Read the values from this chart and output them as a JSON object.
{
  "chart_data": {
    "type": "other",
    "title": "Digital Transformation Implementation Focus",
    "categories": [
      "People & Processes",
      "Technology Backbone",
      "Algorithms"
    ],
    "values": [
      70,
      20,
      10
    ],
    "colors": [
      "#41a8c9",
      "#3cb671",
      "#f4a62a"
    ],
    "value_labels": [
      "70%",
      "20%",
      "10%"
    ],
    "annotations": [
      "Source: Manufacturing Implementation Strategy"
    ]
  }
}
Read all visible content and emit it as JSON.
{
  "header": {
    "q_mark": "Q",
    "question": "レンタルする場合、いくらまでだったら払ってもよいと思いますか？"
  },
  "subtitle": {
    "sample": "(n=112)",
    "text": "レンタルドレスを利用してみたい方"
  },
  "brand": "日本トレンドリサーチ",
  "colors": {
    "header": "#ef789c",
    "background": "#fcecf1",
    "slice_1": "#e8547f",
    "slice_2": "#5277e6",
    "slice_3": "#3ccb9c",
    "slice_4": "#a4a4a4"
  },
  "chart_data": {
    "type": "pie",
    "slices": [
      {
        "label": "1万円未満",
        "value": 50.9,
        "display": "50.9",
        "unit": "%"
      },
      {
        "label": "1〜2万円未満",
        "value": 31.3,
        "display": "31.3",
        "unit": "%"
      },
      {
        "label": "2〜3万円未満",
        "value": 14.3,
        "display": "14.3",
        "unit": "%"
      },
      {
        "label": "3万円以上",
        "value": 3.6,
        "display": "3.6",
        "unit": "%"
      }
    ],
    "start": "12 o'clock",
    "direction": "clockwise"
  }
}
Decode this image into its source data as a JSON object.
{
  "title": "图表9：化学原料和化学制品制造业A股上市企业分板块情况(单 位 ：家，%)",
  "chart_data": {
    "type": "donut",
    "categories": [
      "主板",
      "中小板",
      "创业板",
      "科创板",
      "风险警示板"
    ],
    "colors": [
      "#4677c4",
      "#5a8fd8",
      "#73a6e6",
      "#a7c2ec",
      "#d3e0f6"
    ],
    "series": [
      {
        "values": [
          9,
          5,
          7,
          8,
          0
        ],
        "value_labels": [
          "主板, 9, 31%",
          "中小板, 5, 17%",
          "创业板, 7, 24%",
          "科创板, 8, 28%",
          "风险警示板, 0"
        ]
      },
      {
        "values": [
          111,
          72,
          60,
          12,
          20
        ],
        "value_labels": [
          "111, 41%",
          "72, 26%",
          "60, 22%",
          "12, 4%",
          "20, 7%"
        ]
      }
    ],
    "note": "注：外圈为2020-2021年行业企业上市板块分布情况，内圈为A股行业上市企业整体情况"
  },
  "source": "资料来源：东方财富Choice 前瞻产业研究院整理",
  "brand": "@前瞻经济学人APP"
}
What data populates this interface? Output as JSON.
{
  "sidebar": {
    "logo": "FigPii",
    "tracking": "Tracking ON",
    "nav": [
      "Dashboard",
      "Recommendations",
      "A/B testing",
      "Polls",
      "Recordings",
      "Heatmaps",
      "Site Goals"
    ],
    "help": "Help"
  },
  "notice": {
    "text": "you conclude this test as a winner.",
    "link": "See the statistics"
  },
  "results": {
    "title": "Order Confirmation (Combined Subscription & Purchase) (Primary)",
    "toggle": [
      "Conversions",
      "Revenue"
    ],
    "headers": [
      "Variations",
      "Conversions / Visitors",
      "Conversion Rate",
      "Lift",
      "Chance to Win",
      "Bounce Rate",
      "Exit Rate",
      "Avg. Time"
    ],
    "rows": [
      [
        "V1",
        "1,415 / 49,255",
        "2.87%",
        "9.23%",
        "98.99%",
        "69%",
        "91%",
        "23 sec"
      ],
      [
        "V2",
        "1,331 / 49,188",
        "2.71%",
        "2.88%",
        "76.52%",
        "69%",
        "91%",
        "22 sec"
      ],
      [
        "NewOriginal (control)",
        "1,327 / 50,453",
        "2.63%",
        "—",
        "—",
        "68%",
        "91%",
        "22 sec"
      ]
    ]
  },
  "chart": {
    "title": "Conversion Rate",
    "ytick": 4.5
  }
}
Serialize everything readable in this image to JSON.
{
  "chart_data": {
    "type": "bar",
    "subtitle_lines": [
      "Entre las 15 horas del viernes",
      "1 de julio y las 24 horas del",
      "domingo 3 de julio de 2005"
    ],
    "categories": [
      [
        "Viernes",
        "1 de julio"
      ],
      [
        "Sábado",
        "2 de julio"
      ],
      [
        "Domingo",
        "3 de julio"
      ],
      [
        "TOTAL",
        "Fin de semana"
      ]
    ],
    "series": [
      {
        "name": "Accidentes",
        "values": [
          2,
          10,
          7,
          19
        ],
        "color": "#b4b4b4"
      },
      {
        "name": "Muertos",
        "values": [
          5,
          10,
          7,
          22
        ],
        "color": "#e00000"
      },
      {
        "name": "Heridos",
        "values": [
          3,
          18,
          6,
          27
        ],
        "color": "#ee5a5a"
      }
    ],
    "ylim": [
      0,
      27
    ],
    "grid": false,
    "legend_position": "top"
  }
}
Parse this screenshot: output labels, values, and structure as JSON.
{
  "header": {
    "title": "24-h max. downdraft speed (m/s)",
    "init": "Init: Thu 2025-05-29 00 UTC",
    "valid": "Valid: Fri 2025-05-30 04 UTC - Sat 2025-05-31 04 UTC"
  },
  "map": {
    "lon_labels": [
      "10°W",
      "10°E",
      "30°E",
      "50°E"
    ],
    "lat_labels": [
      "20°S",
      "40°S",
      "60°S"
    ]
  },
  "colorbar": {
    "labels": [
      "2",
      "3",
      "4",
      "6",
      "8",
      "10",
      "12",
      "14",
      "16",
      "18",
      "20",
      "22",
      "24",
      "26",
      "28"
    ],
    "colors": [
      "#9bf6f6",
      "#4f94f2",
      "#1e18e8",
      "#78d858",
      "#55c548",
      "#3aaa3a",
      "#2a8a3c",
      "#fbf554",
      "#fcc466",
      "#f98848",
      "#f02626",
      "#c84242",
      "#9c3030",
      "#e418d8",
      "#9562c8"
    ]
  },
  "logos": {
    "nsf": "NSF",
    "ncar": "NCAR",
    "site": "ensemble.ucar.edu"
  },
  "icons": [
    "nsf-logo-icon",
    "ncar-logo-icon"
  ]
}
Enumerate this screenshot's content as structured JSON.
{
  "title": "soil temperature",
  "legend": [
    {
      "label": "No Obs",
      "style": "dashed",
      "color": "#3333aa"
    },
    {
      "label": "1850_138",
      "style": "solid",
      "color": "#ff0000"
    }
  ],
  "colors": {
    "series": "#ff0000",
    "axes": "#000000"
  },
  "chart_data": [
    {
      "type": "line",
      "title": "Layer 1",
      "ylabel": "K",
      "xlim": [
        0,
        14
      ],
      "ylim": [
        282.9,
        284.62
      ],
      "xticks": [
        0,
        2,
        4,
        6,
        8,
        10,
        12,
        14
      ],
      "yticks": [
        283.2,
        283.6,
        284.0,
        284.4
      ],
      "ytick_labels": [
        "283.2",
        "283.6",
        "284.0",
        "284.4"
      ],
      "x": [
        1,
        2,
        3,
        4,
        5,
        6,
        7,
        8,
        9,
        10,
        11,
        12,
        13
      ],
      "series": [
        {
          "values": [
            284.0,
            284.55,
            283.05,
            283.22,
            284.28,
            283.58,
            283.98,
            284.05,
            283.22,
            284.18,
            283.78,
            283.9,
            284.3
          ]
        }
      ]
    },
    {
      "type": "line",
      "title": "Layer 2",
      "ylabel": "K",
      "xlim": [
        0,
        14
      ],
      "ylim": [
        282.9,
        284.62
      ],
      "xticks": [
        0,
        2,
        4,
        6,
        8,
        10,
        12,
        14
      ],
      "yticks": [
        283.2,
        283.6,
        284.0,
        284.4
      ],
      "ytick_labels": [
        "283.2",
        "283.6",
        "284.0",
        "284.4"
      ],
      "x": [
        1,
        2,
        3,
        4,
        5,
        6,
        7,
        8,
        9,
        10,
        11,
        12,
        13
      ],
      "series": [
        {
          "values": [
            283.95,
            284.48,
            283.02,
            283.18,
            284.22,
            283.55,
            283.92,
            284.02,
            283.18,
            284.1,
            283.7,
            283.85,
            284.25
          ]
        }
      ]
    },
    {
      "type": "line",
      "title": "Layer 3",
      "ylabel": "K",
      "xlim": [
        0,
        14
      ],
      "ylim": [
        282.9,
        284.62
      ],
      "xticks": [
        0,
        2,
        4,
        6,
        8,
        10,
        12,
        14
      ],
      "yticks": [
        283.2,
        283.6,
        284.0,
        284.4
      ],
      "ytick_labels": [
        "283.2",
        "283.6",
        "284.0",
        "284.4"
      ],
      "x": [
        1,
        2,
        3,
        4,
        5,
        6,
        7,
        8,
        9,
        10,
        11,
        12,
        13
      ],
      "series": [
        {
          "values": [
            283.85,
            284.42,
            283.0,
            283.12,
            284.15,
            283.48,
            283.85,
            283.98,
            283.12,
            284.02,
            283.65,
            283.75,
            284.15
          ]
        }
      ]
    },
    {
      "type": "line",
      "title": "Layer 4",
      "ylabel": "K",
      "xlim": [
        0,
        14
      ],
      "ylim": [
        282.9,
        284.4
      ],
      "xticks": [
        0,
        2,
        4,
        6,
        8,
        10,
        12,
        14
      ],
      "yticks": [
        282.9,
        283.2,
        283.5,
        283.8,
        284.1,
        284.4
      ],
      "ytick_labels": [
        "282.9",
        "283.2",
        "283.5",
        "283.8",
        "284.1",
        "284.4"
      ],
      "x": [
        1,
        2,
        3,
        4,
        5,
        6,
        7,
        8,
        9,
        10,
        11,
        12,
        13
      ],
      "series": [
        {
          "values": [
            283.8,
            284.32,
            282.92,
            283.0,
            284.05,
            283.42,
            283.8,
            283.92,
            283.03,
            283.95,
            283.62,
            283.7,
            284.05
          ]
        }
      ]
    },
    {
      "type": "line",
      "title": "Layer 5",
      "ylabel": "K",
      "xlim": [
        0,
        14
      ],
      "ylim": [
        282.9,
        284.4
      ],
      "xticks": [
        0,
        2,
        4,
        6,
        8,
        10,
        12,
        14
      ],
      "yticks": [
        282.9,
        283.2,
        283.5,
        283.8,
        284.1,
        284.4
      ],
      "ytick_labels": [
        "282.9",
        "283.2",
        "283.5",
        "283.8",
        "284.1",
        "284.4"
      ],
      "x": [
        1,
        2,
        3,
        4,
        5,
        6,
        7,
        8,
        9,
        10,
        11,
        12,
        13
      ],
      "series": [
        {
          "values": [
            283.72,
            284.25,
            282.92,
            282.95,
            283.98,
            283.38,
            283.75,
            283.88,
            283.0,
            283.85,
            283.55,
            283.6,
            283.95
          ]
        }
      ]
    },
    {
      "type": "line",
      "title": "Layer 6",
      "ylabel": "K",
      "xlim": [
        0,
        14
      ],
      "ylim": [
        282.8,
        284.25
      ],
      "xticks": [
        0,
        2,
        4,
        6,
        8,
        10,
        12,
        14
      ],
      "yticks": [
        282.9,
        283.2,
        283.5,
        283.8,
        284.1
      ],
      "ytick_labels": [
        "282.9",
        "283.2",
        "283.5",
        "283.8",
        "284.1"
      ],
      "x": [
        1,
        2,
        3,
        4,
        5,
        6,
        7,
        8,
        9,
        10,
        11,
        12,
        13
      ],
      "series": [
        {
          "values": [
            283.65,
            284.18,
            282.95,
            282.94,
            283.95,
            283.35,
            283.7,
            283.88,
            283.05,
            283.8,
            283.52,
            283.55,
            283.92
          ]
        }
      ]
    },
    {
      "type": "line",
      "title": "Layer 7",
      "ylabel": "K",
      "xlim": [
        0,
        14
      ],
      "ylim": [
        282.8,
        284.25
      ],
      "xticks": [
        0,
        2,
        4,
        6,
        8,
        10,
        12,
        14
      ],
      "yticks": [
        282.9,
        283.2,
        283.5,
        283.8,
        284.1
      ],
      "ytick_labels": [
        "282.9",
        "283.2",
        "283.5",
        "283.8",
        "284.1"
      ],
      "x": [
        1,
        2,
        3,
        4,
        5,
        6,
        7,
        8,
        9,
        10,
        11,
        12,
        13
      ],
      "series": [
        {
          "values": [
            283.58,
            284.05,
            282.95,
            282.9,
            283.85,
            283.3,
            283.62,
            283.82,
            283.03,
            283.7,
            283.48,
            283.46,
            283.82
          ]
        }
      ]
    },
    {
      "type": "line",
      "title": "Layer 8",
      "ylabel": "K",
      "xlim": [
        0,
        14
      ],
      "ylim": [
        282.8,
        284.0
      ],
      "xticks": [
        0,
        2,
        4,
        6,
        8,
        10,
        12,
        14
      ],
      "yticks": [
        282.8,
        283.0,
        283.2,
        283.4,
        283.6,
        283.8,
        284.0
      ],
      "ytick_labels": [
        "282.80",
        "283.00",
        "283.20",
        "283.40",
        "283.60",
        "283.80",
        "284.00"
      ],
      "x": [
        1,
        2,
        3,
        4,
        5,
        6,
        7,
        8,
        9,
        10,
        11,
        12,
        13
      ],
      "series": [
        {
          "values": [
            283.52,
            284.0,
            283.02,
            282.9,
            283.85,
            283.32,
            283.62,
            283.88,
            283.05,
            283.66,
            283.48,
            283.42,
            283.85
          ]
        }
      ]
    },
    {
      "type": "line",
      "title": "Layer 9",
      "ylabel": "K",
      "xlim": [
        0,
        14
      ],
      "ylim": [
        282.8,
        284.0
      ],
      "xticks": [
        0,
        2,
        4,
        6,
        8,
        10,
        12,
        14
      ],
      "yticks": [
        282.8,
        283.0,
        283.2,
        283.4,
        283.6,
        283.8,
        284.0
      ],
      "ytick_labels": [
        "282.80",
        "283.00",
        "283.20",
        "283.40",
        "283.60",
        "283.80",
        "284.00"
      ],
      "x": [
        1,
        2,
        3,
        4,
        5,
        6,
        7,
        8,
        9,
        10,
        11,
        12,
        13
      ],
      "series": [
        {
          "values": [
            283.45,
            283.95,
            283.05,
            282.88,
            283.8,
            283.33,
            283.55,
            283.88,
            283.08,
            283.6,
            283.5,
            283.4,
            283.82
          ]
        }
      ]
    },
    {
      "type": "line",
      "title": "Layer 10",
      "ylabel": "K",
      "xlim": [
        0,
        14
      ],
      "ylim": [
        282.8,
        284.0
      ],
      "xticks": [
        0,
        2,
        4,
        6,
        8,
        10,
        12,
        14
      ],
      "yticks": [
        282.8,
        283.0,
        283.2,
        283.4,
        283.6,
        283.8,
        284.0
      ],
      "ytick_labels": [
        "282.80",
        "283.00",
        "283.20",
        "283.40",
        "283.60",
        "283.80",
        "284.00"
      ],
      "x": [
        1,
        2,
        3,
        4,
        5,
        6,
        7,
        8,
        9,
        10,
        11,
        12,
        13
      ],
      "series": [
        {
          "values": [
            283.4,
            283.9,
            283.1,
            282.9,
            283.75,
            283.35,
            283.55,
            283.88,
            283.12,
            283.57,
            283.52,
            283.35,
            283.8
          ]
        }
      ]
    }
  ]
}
┄┄┄┄┄┄┄┄┄┄
Pull every line containing the word "Conversions" out of the material.

      "Conversions",
      "Conversions / Visitors",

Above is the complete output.